(Dataset entries)

************

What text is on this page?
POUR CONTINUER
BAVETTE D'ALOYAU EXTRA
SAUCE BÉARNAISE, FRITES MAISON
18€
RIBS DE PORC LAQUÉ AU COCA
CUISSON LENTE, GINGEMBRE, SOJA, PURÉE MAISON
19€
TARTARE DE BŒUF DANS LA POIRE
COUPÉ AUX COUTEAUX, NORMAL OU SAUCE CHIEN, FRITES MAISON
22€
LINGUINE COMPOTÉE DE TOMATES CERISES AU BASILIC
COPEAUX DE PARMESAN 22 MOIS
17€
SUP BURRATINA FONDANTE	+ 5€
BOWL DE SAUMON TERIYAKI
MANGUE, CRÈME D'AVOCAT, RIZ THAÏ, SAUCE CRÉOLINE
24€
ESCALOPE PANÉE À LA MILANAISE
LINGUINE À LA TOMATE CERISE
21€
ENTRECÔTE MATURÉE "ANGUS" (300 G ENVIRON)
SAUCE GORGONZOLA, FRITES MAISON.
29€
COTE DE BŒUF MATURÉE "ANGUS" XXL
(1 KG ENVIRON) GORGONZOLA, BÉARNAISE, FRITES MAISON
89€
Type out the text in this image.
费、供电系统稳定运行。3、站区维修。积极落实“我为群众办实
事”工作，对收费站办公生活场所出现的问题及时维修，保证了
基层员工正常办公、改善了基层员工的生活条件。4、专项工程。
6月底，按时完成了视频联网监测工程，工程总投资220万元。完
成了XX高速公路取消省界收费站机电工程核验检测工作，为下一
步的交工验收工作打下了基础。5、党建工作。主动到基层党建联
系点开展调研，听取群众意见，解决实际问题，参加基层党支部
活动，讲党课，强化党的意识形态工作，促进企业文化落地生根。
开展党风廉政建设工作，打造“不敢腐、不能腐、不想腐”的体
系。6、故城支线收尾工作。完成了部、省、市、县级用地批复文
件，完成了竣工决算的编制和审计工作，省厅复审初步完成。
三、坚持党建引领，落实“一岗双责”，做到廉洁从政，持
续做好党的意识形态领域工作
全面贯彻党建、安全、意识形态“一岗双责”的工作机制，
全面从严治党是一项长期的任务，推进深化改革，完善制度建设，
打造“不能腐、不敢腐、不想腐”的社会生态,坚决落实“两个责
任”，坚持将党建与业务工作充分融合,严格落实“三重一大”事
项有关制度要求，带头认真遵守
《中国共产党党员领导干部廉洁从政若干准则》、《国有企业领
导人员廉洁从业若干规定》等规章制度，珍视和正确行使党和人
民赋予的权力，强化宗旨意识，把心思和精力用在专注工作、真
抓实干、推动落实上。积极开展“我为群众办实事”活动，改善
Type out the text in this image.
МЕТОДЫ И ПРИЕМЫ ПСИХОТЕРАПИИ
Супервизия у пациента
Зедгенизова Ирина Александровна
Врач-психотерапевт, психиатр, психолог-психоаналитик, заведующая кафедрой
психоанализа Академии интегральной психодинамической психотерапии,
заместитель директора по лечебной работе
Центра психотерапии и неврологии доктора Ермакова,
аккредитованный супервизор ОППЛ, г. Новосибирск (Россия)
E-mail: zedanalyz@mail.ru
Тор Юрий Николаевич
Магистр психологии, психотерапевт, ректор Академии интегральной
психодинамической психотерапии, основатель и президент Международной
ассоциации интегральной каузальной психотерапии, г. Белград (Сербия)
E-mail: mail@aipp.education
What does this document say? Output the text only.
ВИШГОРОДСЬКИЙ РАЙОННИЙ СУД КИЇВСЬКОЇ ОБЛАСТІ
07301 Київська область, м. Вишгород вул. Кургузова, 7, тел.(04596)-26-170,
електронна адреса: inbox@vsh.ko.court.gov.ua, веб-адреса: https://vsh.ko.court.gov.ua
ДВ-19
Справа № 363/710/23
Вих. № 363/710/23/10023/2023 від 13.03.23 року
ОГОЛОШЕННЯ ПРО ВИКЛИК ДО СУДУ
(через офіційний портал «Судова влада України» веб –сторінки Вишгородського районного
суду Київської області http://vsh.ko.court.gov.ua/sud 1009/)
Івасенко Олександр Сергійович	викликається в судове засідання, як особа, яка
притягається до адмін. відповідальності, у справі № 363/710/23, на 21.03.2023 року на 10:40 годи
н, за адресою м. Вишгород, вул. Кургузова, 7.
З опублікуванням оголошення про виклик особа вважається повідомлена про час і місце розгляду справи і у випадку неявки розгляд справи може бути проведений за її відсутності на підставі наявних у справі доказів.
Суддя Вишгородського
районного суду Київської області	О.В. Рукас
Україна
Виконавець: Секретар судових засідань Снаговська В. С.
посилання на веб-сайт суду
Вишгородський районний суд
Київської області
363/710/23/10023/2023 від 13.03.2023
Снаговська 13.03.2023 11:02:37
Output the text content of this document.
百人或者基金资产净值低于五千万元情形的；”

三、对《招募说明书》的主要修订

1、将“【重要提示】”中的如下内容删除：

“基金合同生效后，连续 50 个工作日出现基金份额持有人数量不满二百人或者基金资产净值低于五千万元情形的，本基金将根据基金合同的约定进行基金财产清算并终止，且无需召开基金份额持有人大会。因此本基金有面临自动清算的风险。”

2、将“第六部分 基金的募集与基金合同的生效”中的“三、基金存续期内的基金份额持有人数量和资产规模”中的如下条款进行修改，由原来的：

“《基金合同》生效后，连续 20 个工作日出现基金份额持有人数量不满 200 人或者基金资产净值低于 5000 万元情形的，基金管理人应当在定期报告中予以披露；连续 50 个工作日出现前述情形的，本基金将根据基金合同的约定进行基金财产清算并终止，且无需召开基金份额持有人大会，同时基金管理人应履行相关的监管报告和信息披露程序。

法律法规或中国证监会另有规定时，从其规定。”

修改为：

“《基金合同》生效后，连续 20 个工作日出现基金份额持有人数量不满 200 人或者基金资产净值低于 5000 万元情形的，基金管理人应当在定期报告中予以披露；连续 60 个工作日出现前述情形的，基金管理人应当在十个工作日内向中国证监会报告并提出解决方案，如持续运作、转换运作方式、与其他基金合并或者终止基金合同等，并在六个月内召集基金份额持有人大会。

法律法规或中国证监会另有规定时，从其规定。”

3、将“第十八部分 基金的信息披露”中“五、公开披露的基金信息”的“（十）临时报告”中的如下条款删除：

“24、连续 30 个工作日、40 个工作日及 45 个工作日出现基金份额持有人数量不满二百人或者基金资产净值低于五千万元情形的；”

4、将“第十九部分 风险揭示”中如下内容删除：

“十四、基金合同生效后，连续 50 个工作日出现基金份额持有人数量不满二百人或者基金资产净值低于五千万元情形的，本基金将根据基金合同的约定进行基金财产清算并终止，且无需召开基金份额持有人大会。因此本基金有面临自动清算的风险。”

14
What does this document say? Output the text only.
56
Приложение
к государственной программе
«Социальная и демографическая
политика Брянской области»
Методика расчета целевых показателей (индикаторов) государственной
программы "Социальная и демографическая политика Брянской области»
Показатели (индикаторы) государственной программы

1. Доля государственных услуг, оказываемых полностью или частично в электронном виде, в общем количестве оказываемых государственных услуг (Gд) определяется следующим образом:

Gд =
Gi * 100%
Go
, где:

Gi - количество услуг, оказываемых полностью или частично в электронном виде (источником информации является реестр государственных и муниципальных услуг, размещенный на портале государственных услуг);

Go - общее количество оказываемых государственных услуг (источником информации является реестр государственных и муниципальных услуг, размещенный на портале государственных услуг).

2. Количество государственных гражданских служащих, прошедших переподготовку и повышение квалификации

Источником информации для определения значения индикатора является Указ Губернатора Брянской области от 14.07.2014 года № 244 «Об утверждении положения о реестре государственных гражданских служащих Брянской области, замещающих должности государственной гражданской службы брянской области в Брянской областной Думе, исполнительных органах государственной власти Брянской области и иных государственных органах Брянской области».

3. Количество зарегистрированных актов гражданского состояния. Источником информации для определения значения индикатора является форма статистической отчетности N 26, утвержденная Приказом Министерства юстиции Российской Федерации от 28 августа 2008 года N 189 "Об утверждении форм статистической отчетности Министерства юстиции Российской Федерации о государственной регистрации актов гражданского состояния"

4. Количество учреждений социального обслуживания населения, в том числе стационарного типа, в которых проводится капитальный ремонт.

************

**Brief**
Find and copy each line above that includes the string "基金合同生效后".

**Expected answer**
“基金合同生效后，连续 50 个工作日出现基金份额持有人数量不满二百人或者基金资产净值低于五千万元情形的，本基金将根据基金合同的约定进行基金财产清算并终止，且无需召开基金份额持有人大会。因此本基金有面临自动清算的风险。”
“十四、基金合同生效后，连续 50 个工作日出现基金份额持有人数量不满二百人或者基金资产净值低于五千万元情形的，本基金将根据基金合同的约定进行基金财产清算并终止，且无需召开基金份额持有人大会。因此本基金有面临自动清算的风险。”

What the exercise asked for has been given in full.